--- BEGIN WORKING DATA ---

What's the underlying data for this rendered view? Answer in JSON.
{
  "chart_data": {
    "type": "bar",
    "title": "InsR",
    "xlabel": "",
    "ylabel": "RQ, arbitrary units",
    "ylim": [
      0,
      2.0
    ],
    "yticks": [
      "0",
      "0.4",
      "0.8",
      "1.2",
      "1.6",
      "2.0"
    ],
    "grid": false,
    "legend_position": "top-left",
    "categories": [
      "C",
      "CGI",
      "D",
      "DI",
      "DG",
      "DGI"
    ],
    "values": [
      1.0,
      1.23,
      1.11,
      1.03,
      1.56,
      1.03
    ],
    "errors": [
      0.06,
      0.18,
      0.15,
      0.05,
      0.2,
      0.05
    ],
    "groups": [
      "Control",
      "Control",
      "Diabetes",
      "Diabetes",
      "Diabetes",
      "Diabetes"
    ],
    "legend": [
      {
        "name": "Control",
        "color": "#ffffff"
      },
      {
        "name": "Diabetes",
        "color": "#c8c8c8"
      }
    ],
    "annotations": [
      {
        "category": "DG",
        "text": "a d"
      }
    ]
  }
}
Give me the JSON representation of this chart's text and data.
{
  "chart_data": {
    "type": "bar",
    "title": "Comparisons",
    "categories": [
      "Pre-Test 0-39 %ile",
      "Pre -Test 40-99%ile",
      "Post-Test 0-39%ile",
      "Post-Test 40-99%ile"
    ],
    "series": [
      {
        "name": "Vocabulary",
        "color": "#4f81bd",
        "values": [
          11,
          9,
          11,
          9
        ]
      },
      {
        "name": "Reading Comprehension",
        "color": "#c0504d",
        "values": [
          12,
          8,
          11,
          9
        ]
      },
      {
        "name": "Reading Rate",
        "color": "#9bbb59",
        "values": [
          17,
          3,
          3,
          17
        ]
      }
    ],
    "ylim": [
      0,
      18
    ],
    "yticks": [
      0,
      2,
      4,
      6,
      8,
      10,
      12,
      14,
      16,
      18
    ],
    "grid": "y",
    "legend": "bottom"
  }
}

--- END WORKING DATA ---

[SHORT TASK]: Find "text". Copy every line it occurs in.

[COMPLETE OUTPUT]:
        "text": "a d"
Give me the JSON representation of this chart's text and data.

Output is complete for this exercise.